Records:

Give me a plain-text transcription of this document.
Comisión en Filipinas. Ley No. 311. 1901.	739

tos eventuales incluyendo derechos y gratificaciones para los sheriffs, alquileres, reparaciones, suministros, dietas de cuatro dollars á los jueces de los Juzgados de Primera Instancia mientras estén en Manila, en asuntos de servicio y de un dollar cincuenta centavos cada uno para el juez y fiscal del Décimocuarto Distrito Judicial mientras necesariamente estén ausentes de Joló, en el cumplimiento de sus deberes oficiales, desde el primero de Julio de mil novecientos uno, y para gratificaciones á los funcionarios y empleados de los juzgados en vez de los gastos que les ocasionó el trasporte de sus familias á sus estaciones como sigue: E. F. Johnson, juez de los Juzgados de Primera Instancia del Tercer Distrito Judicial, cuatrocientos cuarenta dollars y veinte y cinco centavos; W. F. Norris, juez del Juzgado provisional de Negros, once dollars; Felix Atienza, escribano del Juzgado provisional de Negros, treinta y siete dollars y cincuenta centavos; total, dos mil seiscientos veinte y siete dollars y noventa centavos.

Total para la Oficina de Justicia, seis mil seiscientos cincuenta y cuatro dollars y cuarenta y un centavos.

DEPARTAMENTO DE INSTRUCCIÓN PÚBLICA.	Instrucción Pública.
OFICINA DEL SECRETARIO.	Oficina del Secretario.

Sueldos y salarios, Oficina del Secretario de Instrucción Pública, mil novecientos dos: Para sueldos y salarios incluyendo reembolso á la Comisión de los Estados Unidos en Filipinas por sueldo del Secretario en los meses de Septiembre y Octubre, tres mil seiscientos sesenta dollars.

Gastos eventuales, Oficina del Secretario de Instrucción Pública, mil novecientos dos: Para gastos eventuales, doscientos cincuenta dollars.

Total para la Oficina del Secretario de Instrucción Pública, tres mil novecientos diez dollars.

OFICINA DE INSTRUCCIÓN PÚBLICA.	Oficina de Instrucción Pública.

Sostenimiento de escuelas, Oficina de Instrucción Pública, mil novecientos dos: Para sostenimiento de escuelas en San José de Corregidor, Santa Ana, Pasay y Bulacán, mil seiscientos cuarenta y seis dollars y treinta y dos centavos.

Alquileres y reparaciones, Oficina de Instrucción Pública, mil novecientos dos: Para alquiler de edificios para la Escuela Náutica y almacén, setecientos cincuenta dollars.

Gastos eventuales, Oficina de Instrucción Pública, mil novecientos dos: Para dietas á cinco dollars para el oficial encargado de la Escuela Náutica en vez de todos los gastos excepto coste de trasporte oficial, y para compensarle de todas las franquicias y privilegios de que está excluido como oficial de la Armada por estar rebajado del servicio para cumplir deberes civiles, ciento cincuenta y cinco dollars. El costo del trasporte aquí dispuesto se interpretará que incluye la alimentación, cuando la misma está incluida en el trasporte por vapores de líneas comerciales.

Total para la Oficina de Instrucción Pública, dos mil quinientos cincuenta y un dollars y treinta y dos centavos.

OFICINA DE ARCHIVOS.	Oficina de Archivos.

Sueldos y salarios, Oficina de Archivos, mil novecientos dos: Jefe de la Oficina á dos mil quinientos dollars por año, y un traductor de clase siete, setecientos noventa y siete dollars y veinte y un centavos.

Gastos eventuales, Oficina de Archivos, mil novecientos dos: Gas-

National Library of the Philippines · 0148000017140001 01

The problem: The entries above must be returned exactly.

Solved problem:
Give me a plain-text transcription of this document.
Comisión en Filipinas. Ley No. 311. 1901.	739

tos eventuales incluyendo derechos y gratificaciones para los sheriffs, alquileres, reparaciones, suministros, dietas de cuatro dollars á los jueces de los Juzgados de Primera Instancia mientras estén en Manila, en asuntos de servicio y de un dollar cincuenta centavos cada uno para el juez y fiscal del Décimocuarto Distrito Judicial mientras necesariamente estén ausentes de Joló, en el cumplimiento de sus deberes oficiales, desde el primero de Julio de mil novecientos uno, y para gratificaciones á los funcionarios y empleados de los juzgados en vez de los gastos que les ocasionó el trasporte de sus familias á sus estaciones como sigue: E. F. Johnson, juez de los Juzgados de Primera Instancia del Tercer Distrito Judicial, cuatrocientos cuarenta dollars y veinte y cinco centavos; W. F. Norris, juez del Juzgado provisional de Negros, once dollars; Felix Atienza, escribano del Juzgado provisional de Negros, treinta y siete dollars y cincuenta centavos; total, dos mil seiscientos veinte y siete dollars y noventa centavos.

Total para la Oficina de Justicia, seis mil seiscientos cincuenta y cuatro dollars y cuarenta y un centavos.

DEPARTAMENTO DE INSTRUCCIÓN PÚBLICA.	Instrucción Pública.
OFICINA DEL SECRETARIO.	Oficina del Secretario.

Sueldos y salarios, Oficina del Secretario de Instrucción Pública, mil novecientos dos: Para sueldos y salarios incluyendo reembolso á la Comisión de los Estados Unidos en Filipinas por sueldo del Secretario en los meses de Septiembre y Octubre, tres mil seiscientos sesenta dollars.

Gastos eventuales, Oficina del Secretario de Instrucción Pública, mil novecientos dos: Para gastos eventuales, doscientos cincuenta dollars.

Total para la Oficina del Secretario de Instrucción Pública, tres mil novecientos diez dollars.

OFICINA DE INSTRUCCIÓN PÚBLICA.	Oficina de Instrucción Pública.

Sostenimiento de escuelas, Oficina de Instrucción Pública, mil novecientos dos: Para sostenimiento de escuelas en San José de Corregidor, Santa Ana, Pasay y Bulacán, mil seiscientos cuarenta y seis dollars y treinta y dos centavos.

Alquileres y reparaciones, Oficina de Instrucción Pública, mil novecientos dos: Para alquiler de edificios para la Escuela Náutica y almacén, setecientos cincuenta dollars.

Gastos eventuales, Oficina de Instrucción Pública, mil novecientos dos: Para dietas á cinco dollars para el oficial encargado de la Escuela Náutica en vez de todos los gastos excepto coste de trasporte oficial, y para compensarle de todas las franquicias y privilegios de que está excluido como oficial de la Armada por estar rebajado del servicio para cumplir deberes civiles, ciento cincuenta y cinco dollars. El costo del trasporte aquí dispuesto se interpretará que incluye la alimentación, cuando la misma está incluida en el trasporte por vapores de líneas comerciales.

Total para la Oficina de Instrucción Pública, dos mil quinientos cincuenta y un dollars y treinta y dos centavos.

OFICINA DE ARCHIVOS.	Oficina de Archivos.

Sueldos y salarios, Oficina de Archivos, mil novecientos dos: Jefe de la Oficina á dos mil quinientos dollars por año, y un traductor de clase siete, setecientos noventa y siete dollars y veinte y un centavos.

Gastos eventuales, Oficina de Archivos, mil novecientos dos: Gas-

National Library of the Philippines · 0148000017140001 01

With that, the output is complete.